Problem to solve: Retype the material word for word.

=== Provided records ===

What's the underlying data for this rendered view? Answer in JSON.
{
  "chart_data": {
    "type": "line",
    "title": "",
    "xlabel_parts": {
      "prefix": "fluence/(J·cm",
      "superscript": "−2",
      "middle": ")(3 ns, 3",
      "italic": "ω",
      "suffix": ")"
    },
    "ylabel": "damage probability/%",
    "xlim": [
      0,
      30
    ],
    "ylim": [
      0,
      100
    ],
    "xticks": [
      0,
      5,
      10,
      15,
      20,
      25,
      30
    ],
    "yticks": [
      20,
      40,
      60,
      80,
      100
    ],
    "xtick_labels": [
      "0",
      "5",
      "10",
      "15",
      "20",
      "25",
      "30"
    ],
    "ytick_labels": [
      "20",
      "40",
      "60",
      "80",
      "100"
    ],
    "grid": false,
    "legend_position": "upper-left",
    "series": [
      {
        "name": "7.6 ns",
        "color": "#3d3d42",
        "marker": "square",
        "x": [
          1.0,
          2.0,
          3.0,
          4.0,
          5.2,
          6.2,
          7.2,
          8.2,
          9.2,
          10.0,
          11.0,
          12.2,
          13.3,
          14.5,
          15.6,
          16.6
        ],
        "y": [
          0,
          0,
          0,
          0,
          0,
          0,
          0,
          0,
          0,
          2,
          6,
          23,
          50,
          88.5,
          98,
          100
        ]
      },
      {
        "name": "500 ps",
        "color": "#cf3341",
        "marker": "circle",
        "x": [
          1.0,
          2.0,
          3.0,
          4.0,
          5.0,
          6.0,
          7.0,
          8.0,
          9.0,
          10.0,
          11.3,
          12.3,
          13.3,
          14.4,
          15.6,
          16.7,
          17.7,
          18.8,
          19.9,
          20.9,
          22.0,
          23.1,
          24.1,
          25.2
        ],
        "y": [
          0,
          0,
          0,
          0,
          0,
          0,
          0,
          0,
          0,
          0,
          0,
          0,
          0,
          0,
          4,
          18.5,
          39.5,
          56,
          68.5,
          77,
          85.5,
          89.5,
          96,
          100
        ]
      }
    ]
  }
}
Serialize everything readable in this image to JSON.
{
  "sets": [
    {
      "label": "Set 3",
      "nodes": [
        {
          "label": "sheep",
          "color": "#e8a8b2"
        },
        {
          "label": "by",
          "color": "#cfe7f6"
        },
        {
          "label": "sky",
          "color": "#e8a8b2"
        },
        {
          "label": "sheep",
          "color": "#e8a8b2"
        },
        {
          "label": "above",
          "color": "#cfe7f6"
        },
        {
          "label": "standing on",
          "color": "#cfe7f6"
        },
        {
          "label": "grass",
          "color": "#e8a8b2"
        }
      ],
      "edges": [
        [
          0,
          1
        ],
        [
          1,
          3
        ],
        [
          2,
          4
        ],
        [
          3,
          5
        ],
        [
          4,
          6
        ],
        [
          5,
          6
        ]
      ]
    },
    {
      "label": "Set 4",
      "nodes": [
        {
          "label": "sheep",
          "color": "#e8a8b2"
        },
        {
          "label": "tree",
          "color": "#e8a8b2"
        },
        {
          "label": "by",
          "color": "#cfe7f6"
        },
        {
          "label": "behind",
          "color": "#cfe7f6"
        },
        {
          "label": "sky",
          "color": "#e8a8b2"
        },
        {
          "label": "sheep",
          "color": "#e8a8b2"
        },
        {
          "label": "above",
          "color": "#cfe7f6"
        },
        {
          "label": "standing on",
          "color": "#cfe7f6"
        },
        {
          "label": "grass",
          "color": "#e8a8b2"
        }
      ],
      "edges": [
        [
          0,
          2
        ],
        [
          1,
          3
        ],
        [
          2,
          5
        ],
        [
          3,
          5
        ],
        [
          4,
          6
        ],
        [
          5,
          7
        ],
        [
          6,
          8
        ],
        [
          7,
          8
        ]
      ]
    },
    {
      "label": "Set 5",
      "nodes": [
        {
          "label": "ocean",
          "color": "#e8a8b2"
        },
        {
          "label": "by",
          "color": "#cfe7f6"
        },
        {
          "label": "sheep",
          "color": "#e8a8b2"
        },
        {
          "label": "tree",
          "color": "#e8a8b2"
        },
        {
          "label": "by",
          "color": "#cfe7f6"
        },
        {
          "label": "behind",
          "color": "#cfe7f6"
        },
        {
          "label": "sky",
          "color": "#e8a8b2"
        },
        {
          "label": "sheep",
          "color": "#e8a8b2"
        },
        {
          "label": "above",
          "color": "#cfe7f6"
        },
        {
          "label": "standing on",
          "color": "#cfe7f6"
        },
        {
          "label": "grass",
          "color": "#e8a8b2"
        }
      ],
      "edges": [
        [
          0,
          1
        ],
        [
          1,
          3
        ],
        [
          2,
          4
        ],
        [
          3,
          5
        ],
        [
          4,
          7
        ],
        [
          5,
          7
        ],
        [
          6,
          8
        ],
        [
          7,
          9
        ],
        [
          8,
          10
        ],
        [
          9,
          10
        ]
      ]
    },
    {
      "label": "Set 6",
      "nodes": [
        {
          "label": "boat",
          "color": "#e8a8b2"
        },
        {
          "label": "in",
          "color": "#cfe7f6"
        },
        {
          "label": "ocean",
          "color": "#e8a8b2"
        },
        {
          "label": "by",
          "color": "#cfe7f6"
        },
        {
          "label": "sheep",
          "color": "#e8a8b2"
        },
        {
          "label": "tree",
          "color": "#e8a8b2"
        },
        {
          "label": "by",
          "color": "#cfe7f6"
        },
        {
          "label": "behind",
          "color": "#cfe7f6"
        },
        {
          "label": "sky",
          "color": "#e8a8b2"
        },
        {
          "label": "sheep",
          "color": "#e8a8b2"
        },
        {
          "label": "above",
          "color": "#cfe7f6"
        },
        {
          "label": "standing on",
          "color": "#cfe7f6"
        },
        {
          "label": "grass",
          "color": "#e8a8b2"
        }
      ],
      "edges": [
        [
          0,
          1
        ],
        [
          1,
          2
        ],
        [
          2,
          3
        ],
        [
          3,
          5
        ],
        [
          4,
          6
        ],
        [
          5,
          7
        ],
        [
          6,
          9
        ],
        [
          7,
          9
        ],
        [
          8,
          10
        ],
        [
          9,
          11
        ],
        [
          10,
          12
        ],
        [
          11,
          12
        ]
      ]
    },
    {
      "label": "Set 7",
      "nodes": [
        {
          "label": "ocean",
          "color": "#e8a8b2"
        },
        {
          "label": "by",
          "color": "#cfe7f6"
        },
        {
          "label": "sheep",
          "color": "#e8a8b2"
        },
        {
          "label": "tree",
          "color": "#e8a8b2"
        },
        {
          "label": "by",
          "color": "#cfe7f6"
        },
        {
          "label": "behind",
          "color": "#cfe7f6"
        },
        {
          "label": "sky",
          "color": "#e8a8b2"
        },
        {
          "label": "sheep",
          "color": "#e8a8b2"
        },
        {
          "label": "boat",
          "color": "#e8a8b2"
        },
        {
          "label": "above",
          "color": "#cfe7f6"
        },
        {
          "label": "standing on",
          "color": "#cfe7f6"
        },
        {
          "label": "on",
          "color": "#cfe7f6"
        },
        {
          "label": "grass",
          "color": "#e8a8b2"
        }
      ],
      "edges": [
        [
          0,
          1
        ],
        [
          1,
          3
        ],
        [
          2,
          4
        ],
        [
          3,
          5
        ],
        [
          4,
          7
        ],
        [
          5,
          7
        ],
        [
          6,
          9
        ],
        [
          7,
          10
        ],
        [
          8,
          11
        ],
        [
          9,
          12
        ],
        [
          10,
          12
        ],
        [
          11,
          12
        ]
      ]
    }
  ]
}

===

Answer to this exercise:
What's the underlying data for this rendered view? Answer in JSON.
{
  "chart_data": {
    "type": "line",
    "title": "",
    "xlabel_parts": {
      "prefix": "fluence/(J·cm",
      "superscript": "−2",
      "middle": ")(3 ns, 3",
      "italic": "ω",
      "suffix": ")"
    },
    "ylabel": "damage probability/%",
    "xlim": [
      0,
      30
    ],
    "ylim": [
      0,
      100
    ],
    "xticks": [
      0,
      5,
      10,
      15,
      20,
      25,
      30
    ],
    "yticks": [
      20,
      40,
      60,
      80,
      100
    ],
    "xtick_labels": [
      "0",
      "5",
      "10",
      "15",
      "20",
      "25",
      "30"
    ],
    "ytick_labels": [
      "20",
      "40",
      "60",
      "80",
      "100"
    ],
    "grid": false,
    "legend_position": "upper-left",
    "series": [
      {
        "name": "7.6 ns",
        "color": "#3d3d42",
        "marker": "square",
        "x": [
          1.0,
          2.0,
          3.0,
          4.0,
          5.2,
          6.2,
          7.2,
          8.2,
          9.2,
          10.0,
          11.0,
          12.2,
          13.3,
          14.5,
          15.6,
          16.6
        ],
        "y": [
          0,
          0,
          0,
          0,
          0,
          0,
          0,
          0,
          0,
          2,
          6,
          23,
          50,
          88.5,
          98,
          100
        ]
      },
      {
        "name": "500 ps",
        "color": "#cf3341",
        "marker": "circle",
        "x": [
          1.0,
          2.0,
          3.0,
          4.0,
          5.0,
          6.0,
          7.0,
          8.0,
          9.0,
          10.0,
          11.3,
          12.3,
          13.3,
          14.4,
          15.6,
          16.7,
          17.7,
          18.8,
          19.9,
          20.9,
          22.0,
          23.1,
          24.1,
          25.2
        ],
        "y": [
          0,
          0,
          0,
          0,
          0,
          0,
          0,
          0,
          0,
          0,
          0,
          0,
          0,
          0,
          4,
          18.5,
          39.5,
          56,
          68.5,
          77,
          85.5,
          89.5,
          96,
          100
        ]
      }
    ]
  }
}
Serialize everything readable in this image to JSON.
{
  "sets": [
    {
      "label": "Set 3",
      "nodes": [
        {
          "label": "sheep",
          "color": "#e8a8b2"
        },
        {
          "label": "by",
          "color": "#cfe7f6"
        },
        {
          "label": "sky",
          "color": "#e8a8b2"
        },
        {
          "label": "sheep",
          "color": "#e8a8b2"
        },
        {
          "label": "above",
          "color": "#cfe7f6"
        },
        {
          "label": "standing on",
          "color": "#cfe7f6"
        },
        {
          "label": "grass",
          "color": "#e8a8b2"
        }
      ],
      "edges": [
        [
          0,
          1
        ],
        [
          1,
          3
        ],
        [
          2,
          4
        ],
        [
          3,
          5
        ],
        [
          4,
          6
        ],
        [
          5,
          6
        ]
      ]
    },
    {
      "label": "Set 4",
      "nodes": [
        {
          "label": "sheep",
          "color": "#e8a8b2"
        },
        {
          "label": "tree",
          "color": "#e8a8b2"
        },
        {
          "label": "by",
          "color": "#cfe7f6"
        },
        {
          "label": "behind",
          "color": "#cfe7f6"
        },
        {
          "label": "sky",
          "color": "#e8a8b2"
        },
        {
          "label": "sheep",
          "color": "#e8a8b2"
        },
        {
          "label": "above",
          "color": "#cfe7f6"
        },
        {
          "label": "standing on",
          "color": "#cfe7f6"
        },
        {
          "label": "grass",
          "color": "#e8a8b2"
        }
      ],
      "edges": [
        [
          0,
          2
        ],
        [
          1,
          3
        ],
        [
          2,
          5
        ],
        [
          3,
          5
        ],
        [
          4,
          6
        ],
        [
          5,
          7
        ],
        [
          6,
          8
        ],
        [
          7,
          8
        ]
      ]
    },
    {
      "label": "Set 5",
      "nodes": [
        {
          "label": "ocean",
          "color": "#e8a8b2"
        },
        {
          "label": "by",
          "color": "#cfe7f6"
        },
        {
          "label": "sheep",
          "color": "#e8a8b2"
        },
        {
          "label": "tree",
          "color": "#e8a8b2"
        },
        {
          "label": "by",
          "color": "#cfe7f6"
        },
        {
          "label": "behind",
          "color": "#cfe7f6"
        },
        {
          "label": "sky",
          "color": "#e8a8b2"
        },
        {
          "label": "sheep",
          "color": "#e8a8b2"
        },
        {
          "label": "above",
          "color": "#cfe7f6"
        },
        {
          "label": "standing on",
          "color": "#cfe7f6"
        },
        {
          "label": "grass",
          "color": "#e8a8b2"
        }
      ],
      "edges": [
        [
          0,
          1
        ],
        [
          1,
          3
        ],
        [
          2,
          4
        ],
        [
          3,
          5
        ],
        [
          4,
          7
        ],
        [
          5,
          7
        ],
        [
          6,
          8
        ],
        [
          7,
          9
        ],
        [
          8,
          10
        ],
        [
          9,
          10
        ]
      ]
    },
    {
      "label": "Set 6",
      "nodes": [
        {
          "label": "boat",
          "color": "#e8a8b2"
        },
        {
          "label": "in",
          "color": "#cfe7f6"
        },
        {
          "label": "ocean",
          "color": "#e8a8b2"
        },
        {
          "label": "by",
          "color": "#cfe7f6"
        },
        {
          "label": "sheep",
          "color": "#e8a8b2"
        },
        {
          "label": "tree",
          "color": "#e8a8b2"
        },
        {
          "label": "by",
          "color": "#cfe7f6"
        },
        {
          "label": "behind",
          "color": "#cfe7f6"
        },
        {
          "label": "sky",
          "color": "#e8a8b2"
        },
        {
          "label": "sheep",
          "color": "#e8a8b2"
        },
        {
          "label": "above",
          "color": "#cfe7f6"
        },
        {
          "label": "standing on",
          "color": "#cfe7f6"
        },
        {
          "label": "grass",
          "color": "#e8a8b2"
        }
      ],
      "edges": [
        [
          0,
          1
        ],
        [
          1,
          2
        ],
        [
          2,
          3
        ],
        [
          3,
          5
        ],
        [
          4,
          6
        ],
        [
          5,
          7
        ],
        [
          6,
          9
        ],
        [
          7,
          9
        ],
        [
          8,
          10
        ],
        [
          9,
          11
        ],
        [
          10,
          12
        ],
        [
          11,
          12
        ]
      ]
    },
    {
      "label": "Set 7",
      "nodes": [
        {
          "label": "ocean",
          "color": "#e8a8b2"
        },
        {
          "label": "by",
          "color": "#cfe7f6"
        },
        {
          "label": "sheep",
          "color": "#e8a8b2"
        },
        {
          "label": "tree",
          "color": "#e8a8b2"
        },
        {
          "label": "by",
          "color": "#cfe7f6"
        },
        {
          "label": "behind",
          "color": "#cfe7f6"
        },
        {
          "label": "sky",
          "color": "#e8a8b2"
        },
        {
          "label": "sheep",
          "color": "#e8a8b2"
        },
        {
          "label": "boat",
          "color": "#e8a8b2"
        },
        {
          "label": "above",
          "color": "#cfe7f6"
        },
        {
          "label": "standing on",
          "color": "#cfe7f6"
        },
        {
          "label": "on",
          "color": "#cfe7f6"
        },
        {
          "label": "grass",
          "color": "#e8a8b2"
        }
      ],
      "edges": [
        [
          0,
          1
        ],
        [
          1,
          3
        ],
        [
          2,
          4
        ],
        [
          3,
          5
        ],
        [
          4,
          7
        ],
        [
          5,
          7
        ],
        [
          6,
          9
        ],
        [
          7,
          10
        ],
        [
          8,
          11
        ],
        [
          9,
          12
        ],
        [
          10,
          12
        ],
        [
          11,
          12
        ]
      ]
    }
  ]
}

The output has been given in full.